Recorded data
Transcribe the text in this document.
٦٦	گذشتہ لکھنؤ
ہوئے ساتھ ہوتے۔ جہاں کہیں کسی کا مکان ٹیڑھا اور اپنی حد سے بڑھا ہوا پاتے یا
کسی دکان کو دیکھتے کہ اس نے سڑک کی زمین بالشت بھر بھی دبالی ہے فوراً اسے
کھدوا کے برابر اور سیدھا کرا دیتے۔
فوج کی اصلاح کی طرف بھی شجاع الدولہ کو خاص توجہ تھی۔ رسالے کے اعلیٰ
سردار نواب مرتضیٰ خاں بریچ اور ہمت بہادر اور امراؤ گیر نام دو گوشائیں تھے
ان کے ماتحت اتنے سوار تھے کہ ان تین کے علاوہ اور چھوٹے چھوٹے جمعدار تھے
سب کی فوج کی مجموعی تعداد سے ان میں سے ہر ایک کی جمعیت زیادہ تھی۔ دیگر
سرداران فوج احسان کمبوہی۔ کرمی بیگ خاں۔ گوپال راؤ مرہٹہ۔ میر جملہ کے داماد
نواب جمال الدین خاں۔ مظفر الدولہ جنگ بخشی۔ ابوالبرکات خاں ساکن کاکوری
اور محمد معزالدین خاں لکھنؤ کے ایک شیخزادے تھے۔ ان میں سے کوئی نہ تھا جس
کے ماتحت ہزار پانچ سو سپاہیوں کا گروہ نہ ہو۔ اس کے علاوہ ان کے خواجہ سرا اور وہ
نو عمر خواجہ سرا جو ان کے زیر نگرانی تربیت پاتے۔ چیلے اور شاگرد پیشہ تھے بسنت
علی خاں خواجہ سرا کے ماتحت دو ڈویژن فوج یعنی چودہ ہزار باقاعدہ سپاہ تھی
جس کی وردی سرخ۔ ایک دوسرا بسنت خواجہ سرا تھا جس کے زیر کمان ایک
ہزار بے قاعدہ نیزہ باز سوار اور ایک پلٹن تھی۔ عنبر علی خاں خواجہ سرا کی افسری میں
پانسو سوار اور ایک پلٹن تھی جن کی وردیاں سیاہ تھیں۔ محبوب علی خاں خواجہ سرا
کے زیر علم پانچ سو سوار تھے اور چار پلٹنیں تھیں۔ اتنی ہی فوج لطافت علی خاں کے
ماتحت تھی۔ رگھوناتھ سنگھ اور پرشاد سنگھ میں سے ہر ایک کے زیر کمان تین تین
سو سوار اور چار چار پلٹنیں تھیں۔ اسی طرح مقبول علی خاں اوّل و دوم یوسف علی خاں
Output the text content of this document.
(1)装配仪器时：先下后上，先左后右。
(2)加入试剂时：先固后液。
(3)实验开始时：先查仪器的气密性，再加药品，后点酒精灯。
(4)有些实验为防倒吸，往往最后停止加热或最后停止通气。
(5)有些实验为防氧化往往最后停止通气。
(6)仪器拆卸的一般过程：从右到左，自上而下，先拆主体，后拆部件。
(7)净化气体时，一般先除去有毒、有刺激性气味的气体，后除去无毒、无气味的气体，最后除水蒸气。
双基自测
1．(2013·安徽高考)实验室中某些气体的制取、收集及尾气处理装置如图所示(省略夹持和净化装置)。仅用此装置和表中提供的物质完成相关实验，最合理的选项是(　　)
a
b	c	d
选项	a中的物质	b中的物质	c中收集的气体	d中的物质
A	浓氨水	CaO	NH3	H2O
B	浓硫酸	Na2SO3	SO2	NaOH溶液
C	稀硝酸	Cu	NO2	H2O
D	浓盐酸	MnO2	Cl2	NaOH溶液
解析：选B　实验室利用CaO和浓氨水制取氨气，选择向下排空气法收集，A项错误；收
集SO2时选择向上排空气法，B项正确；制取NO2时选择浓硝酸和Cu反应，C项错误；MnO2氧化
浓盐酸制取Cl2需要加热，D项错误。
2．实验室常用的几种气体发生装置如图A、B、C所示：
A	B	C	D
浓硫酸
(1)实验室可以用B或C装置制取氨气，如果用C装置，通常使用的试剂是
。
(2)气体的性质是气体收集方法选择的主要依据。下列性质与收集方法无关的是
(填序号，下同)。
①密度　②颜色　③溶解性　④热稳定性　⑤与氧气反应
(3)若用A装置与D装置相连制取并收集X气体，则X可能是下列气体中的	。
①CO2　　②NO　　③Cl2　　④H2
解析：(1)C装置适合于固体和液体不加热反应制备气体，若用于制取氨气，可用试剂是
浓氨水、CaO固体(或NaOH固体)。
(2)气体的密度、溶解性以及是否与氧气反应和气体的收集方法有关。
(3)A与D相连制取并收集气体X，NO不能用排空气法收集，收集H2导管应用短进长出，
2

### EXERCISE GOAL
Quote the material exactly, leaving nothing out.

### FINAL ANSWER
Transcribe the text in this document.
٦٦	گذشتہ لکھنؤ
ہوئے ساتھ ہوتے۔ جہاں کہیں کسی کا مکان ٹیڑھا اور اپنی حد سے بڑھا ہوا پاتے یا
کسی دکان کو دیکھتے کہ اس نے سڑک کی زمین بالشت بھر بھی دبالی ہے فوراً اسے
کھدوا کے برابر اور سیدھا کرا دیتے۔
فوج کی اصلاح کی طرف بھی شجاع الدولہ کو خاص توجہ تھی۔ رسالے کے اعلیٰ
سردار نواب مرتضیٰ خاں بریچ اور ہمت بہادر اور امراؤ گیر نام دو گوشائیں تھے
ان کے ماتحت اتنے سوار تھے کہ ان تین کے علاوہ اور چھوٹے چھوٹے جمعدار تھے
سب کی فوج کی مجموعی تعداد سے ان میں سے ہر ایک کی جمعیت زیادہ تھی۔ دیگر
سرداران فوج احسان کمبوہی۔ کرمی بیگ خاں۔ گوپال راؤ مرہٹہ۔ میر جملہ کے داماد
نواب جمال الدین خاں۔ مظفر الدولہ جنگ بخشی۔ ابوالبرکات خاں ساکن کاکوری
اور محمد معزالدین خاں لکھنؤ کے ایک شیخزادے تھے۔ ان میں سے کوئی نہ تھا جس
کے ماتحت ہزار پانچ سو سپاہیوں کا گروہ نہ ہو۔ اس کے علاوہ ان کے خواجہ سرا اور وہ
نو عمر خواجہ سرا جو ان کے زیر نگرانی تربیت پاتے۔ چیلے اور شاگرد پیشہ تھے بسنت
علی خاں خواجہ سرا کے ماتحت دو ڈویژن فوج یعنی چودہ ہزار باقاعدہ سپاہ تھی
جس کی وردی سرخ۔ ایک دوسرا بسنت خواجہ سرا تھا جس کے زیر کمان ایک
ہزار بے قاعدہ نیزہ باز سوار اور ایک پلٹن تھی۔ عنبر علی خاں خواجہ سرا کی افسری میں
پانسو سوار اور ایک پلٹن تھی جن کی وردیاں سیاہ تھیں۔ محبوب علی خاں خواجہ سرا
کے زیر علم پانچ سو سوار تھے اور چار پلٹنیں تھیں۔ اتنی ہی فوج لطافت علی خاں کے
ماتحت تھی۔ رگھوناتھ سنگھ اور پرشاد سنگھ میں سے ہر ایک کے زیر کمان تین تین
سو سوار اور چار چار پلٹنیں تھیں۔ اسی طرح مقبول علی خاں اوّل و دوم یوسف علی خاں
Output the text content of this document.
(1)装配仪器时：先下后上，先左后右。
(2)加入试剂时：先固后液。
(3)实验开始时：先查仪器的气密性，再加药品，后点酒精灯。
(4)有些实验为防倒吸，往往最后停止加热或最后停止通气。
(5)有些实验为防氧化往往最后停止通气。
(6)仪器拆卸的一般过程：从右到左，自上而下，先拆主体，后拆部件。
(7)净化气体时，一般先除去有毒、有刺激性气味的气体，后除去无毒、无气味的气体，最后除水蒸气。
双基自测
1．(2013·安徽高考)实验室中某些气体的制取、收集及尾气处理装置如图所示(省略夹持和净化装置)。仅用此装置和表中提供的物质完成相关实验，最合理的选项是(　　)
a
b	c	d
选项	a中的物质	b中的物质	c中收集的气体	d中的物质
A	浓氨水	CaO	NH3	H2O
B	浓硫酸	Na2SO3	SO2	NaOH溶液
C	稀硝酸	Cu	NO2	H2O
D	浓盐酸	MnO2	Cl2	NaOH溶液
解析：选B　实验室利用CaO和浓氨水制取氨气，选择向下排空气法收集，A项错误；收
集SO2时选择向上排空气法，B项正确；制取NO2时选择浓硝酸和Cu反应，C项错误；MnO2氧化
浓盐酸制取Cl2需要加热，D项错误。
2．实验室常用的几种气体发生装置如图A、B、C所示：
A	B	C	D
浓硫酸
(1)实验室可以用B或C装置制取氨气，如果用C装置，通常使用的试剂是
。
(2)气体的性质是气体收集方法选择的主要依据。下列性质与收集方法无关的是
(填序号，下同)。
①密度　②颜色　③溶解性　④热稳定性　⑤与氧气反应
(3)若用A装置与D装置相连制取并收集X气体，则X可能是下列气体中的	。
①CO2　　②NO　　③Cl2　　④H2
解析：(1)C装置适合于固体和液体不加热反应制备气体，若用于制取氨气，可用试剂是
浓氨水、CaO固体(或NaOH固体)。
(2)气体的密度、溶解性以及是否与氧气反应和气体的收集方法有关。
(3)A与D相连制取并收集气体X，NO不能用排空气法收集，收集H2导管应用短进长出，
2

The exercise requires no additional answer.